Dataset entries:
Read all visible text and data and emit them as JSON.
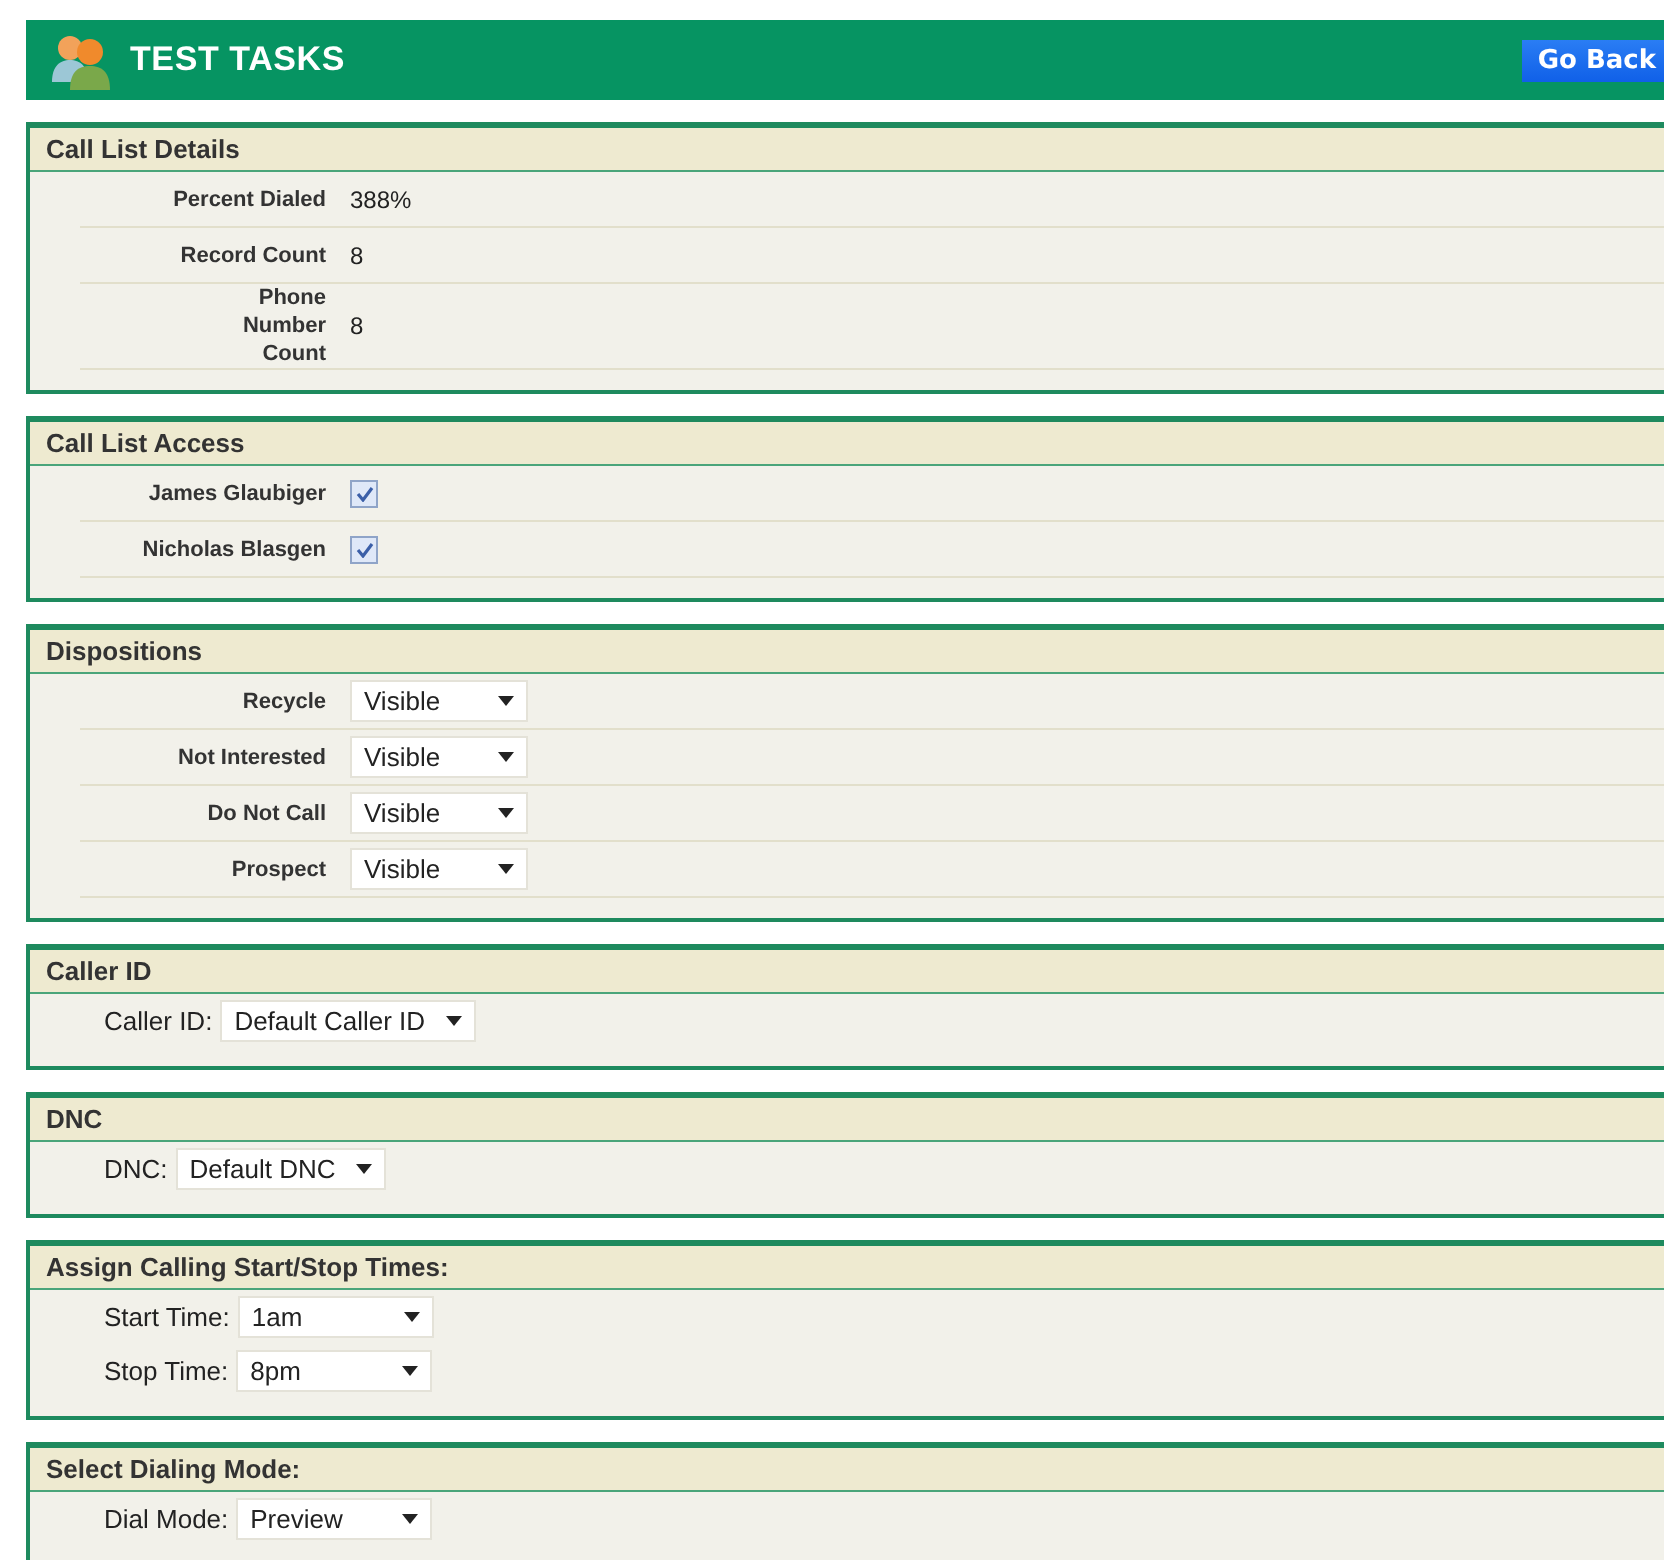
{
  "header": {
    "title": "TEST TASKS",
    "back_button": "Go Back"
  },
  "sections": [
    {
      "kind": "details",
      "title": "Call List Details",
      "rows": [
        {
          "label": "Percent Dialed",
          "value": "388%"
        },
        {
          "label": "Record Count",
          "value": "8"
        },
        {
          "label": "Phone Number Count",
          "value": "8",
          "kind": "wrap"
        }
      ]
    },
    {
      "kind": "access",
      "title": "Call List Access",
      "rows": [
        {
          "label": "James Glaubiger",
          "checked": true
        },
        {
          "label": "Nicholas Blasgen",
          "checked": true
        }
      ]
    },
    {
      "kind": "selects",
      "title": "Dispositions",
      "rows": [
        {
          "label": "Recycle",
          "value": "Visible"
        },
        {
          "label": "Not Interested",
          "value": "Visible"
        },
        {
          "label": "Do Not Call",
          "value": "Visible"
        },
        {
          "label": "Prospect",
          "value": "Visible"
        }
      ]
    },
    {
      "kind": "inline",
      "title": "Caller ID",
      "rows": [
        {
          "label": "Caller ID:",
          "value": "Default Caller ID"
        }
      ]
    },
    {
      "kind": "inline",
      "title": "DNC",
      "rows": [
        {
          "label": "DNC:",
          "value": "Default DNC"
        }
      ]
    },
    {
      "kind": "inline",
      "title": "Assign Calling Start/Stop Times:",
      "rows": [
        {
          "label": "Start Time:",
          "value": "1am"
        },
        {
          "label": "Stop Time:",
          "value": "8pm"
        }
      ]
    },
    {
      "kind": "inline",
      "title": "Select Dialing Mode:",
      "rows": [
        {
          "label": "Dial Mode:",
          "value": "Preview"
        }
      ]
    }
  ]
}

→ GIVEN EXERCISE:
From the data above, copy each line that has the string "Count".

→ CORRECT OUTPUT:
          "label": "Record Count",
          "label": "Phone Number Count",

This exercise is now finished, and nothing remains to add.